» **WRITTEN REQUEST**
Copy every one of the following entries exactly as it appears, with no changes.
————
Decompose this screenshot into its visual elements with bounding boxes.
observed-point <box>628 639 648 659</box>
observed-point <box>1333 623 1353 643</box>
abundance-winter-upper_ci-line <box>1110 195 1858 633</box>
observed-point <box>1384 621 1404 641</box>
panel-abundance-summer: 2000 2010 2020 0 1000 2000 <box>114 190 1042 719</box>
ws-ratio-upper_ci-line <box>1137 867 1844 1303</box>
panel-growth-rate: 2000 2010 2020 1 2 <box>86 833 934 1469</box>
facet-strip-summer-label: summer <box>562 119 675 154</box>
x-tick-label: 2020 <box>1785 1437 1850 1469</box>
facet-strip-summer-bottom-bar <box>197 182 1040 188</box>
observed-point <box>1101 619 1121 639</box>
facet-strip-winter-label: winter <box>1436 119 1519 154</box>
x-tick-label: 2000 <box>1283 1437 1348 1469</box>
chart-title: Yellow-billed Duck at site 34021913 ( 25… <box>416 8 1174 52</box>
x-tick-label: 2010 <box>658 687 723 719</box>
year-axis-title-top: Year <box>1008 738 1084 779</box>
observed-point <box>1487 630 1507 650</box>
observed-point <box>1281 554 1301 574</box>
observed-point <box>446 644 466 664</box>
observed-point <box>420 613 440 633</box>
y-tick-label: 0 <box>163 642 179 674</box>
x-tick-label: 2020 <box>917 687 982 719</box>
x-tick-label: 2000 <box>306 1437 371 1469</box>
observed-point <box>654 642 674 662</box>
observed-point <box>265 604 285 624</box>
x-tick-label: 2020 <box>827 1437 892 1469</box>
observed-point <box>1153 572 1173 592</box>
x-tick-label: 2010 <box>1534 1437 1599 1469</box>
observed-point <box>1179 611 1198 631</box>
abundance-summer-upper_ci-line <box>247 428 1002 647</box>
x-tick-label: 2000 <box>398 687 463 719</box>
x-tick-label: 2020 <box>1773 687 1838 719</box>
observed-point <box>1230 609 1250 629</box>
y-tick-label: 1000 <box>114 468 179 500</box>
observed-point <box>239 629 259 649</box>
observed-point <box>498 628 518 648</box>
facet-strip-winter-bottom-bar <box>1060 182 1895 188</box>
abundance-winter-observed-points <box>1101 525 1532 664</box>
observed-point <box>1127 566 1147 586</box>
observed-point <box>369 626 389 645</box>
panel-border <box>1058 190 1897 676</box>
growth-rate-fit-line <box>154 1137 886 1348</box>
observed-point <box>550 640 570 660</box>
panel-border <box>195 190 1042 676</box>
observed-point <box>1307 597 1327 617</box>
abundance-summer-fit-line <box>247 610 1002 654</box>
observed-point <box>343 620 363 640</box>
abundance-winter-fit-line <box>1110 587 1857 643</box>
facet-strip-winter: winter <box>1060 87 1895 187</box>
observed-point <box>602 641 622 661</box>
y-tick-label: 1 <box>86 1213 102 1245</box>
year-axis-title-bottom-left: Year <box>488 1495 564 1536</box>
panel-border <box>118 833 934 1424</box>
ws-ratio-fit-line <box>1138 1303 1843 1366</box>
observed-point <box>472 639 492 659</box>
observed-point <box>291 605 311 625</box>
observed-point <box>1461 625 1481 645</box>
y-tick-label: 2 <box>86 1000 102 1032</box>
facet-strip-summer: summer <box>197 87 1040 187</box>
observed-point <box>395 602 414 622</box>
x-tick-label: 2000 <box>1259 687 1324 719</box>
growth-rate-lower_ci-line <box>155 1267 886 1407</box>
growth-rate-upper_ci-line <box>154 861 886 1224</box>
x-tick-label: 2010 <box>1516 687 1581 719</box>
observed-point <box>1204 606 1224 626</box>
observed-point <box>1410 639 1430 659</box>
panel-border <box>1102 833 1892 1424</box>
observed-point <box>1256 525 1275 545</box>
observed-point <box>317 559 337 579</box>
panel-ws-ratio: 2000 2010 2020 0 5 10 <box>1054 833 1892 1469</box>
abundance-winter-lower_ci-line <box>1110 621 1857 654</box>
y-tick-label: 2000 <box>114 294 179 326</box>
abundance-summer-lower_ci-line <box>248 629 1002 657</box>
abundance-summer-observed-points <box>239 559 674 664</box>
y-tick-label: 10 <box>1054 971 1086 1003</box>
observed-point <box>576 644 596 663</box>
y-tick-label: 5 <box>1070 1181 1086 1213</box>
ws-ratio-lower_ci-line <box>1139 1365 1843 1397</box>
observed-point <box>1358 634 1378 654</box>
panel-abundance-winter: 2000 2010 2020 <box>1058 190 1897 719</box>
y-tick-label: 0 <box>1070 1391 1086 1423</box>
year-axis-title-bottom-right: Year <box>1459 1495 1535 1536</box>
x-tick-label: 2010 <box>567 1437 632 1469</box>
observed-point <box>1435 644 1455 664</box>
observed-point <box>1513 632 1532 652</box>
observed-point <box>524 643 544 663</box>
————
» **EXERCISE RESULT**
Decompose this screenshot into its visual elements with bounding boxes.
observed-point <box>628 639 648 659</box>
observed-point <box>1333 623 1353 643</box>
abundance-winter-upper_ci-line <box>1110 195 1858 633</box>
observed-point <box>1384 621 1404 641</box>
panel-abundance-summer: 2000 2010 2020 0 1000 2000 <box>114 190 1042 719</box>
ws-ratio-upper_ci-line <box>1137 867 1844 1303</box>
panel-growth-rate: 2000 2010 2020 1 2 <box>86 833 934 1469</box>
facet-strip-summer-label: summer <box>562 119 675 154</box>
x-tick-label: 2020 <box>1785 1437 1850 1469</box>
facet-strip-summer-bottom-bar <box>197 182 1040 188</box>
observed-point <box>1101 619 1121 639</box>
facet-strip-winter-label: winter <box>1436 119 1519 154</box>
x-tick-label: 2000 <box>1283 1437 1348 1469</box>
chart-title: Yellow-billed Duck at site 34021913 ( 25… <box>416 8 1174 52</box>
x-tick-label: 2010 <box>658 687 723 719</box>
year-axis-title-top: Year <box>1008 738 1084 779</box>
observed-point <box>1487 630 1507 650</box>
observed-point <box>1281 554 1301 574</box>
observed-point <box>446 644 466 664</box>
observed-point <box>420 613 440 633</box>
y-tick-label: 0 <box>163 642 179 674</box>
x-tick-label: 2020 <box>917 687 982 719</box>
x-tick-label: 2000 <box>306 1437 371 1469</box>
observed-point <box>654 642 674 662</box>
observed-point <box>265 604 285 624</box>
x-tick-label: 2020 <box>827 1437 892 1469</box>
observed-point <box>1153 572 1173 592</box>
x-tick-label: 2010 <box>1534 1437 1599 1469</box>
observed-point <box>1179 611 1198 631</box>
abundance-summer-upper_ci-line <box>247 428 1002 647</box>
x-tick-label: 2000 <box>398 687 463 719</box>
x-tick-label: 2020 <box>1773 687 1838 719</box>
observed-point <box>1230 609 1250 629</box>
y-tick-label: 1000 <box>114 468 179 500</box>
observed-point <box>239 629 259 649</box>
observed-point <box>498 628 518 648</box>
facet-strip-winter-bottom-bar <box>1060 182 1895 188</box>
abundance-winter-observed-points <box>1101 525 1532 664</box>
observed-point <box>1127 566 1147 586</box>
observed-point <box>369 626 389 645</box>
panel-border <box>1058 190 1897 676</box>
growth-rate-fit-line <box>154 1137 886 1348</box>
observed-point <box>550 640 570 660</box>
panel-border <box>195 190 1042 676</box>
observed-point <box>1307 597 1327 617</box>
abundance-summer-fit-line <box>247 610 1002 654</box>
observed-point <box>343 620 363 640</box>
abundance-winter-fit-line <box>1110 587 1857 643</box>
facet-strip-winter: winter <box>1060 87 1895 187</box>
observed-point <box>602 641 622 661</box>
y-tick-label: 1 <box>86 1213 102 1245</box>
year-axis-title-bottom-left: Year <box>488 1495 564 1536</box>
panel-border <box>118 833 934 1424</box>
ws-ratio-fit-line <box>1138 1303 1843 1366</box>
observed-point <box>472 639 492 659</box>
observed-point <box>291 605 311 625</box>
observed-point <box>1461 625 1481 645</box>
y-tick-label: 2 <box>86 1000 102 1032</box>
facet-strip-summer: summer <box>197 87 1040 187</box>
observed-point <box>395 602 414 622</box>
x-tick-label: 2000 <box>1259 687 1324 719</box>
growth-rate-lower_ci-line <box>155 1267 886 1407</box>
growth-rate-upper_ci-line <box>154 861 886 1224</box>
x-tick-label: 2010 <box>1516 687 1581 719</box>
observed-point <box>1204 606 1224 626</box>
observed-point <box>1410 639 1430 659</box>
panel-border <box>1102 833 1892 1424</box>
observed-point <box>1256 525 1275 545</box>
observed-point <box>317 559 337 579</box>
panel-ws-ratio: 2000 2010 2020 0 5 10 <box>1054 833 1892 1469</box>
abundance-winter-lower_ci-line <box>1110 621 1857 654</box>
y-tick-label: 2000 <box>114 294 179 326</box>
abundance-summer-lower_ci-line <box>248 629 1002 657</box>
abundance-summer-observed-points <box>239 559 674 664</box>
y-tick-label: 10 <box>1054 971 1086 1003</box>
observed-point <box>576 644 596 663</box>
y-tick-label: 5 <box>1070 1181 1086 1213</box>
ws-ratio-lower_ci-line <box>1139 1365 1843 1397</box>
observed-point <box>1358 634 1378 654</box>
panel-abundance-winter: 2000 2010 2020 <box>1058 190 1897 719</box>
y-tick-label: 0 <box>1070 1391 1086 1423</box>
year-axis-title-bottom-right: Year <box>1459 1495 1535 1536</box>
x-tick-label: 2010 <box>567 1437 632 1469</box>
observed-point <box>1435 644 1455 664</box>
observed-point <box>1513 632 1532 652</box>
observed-point <box>524 643 544 663</box>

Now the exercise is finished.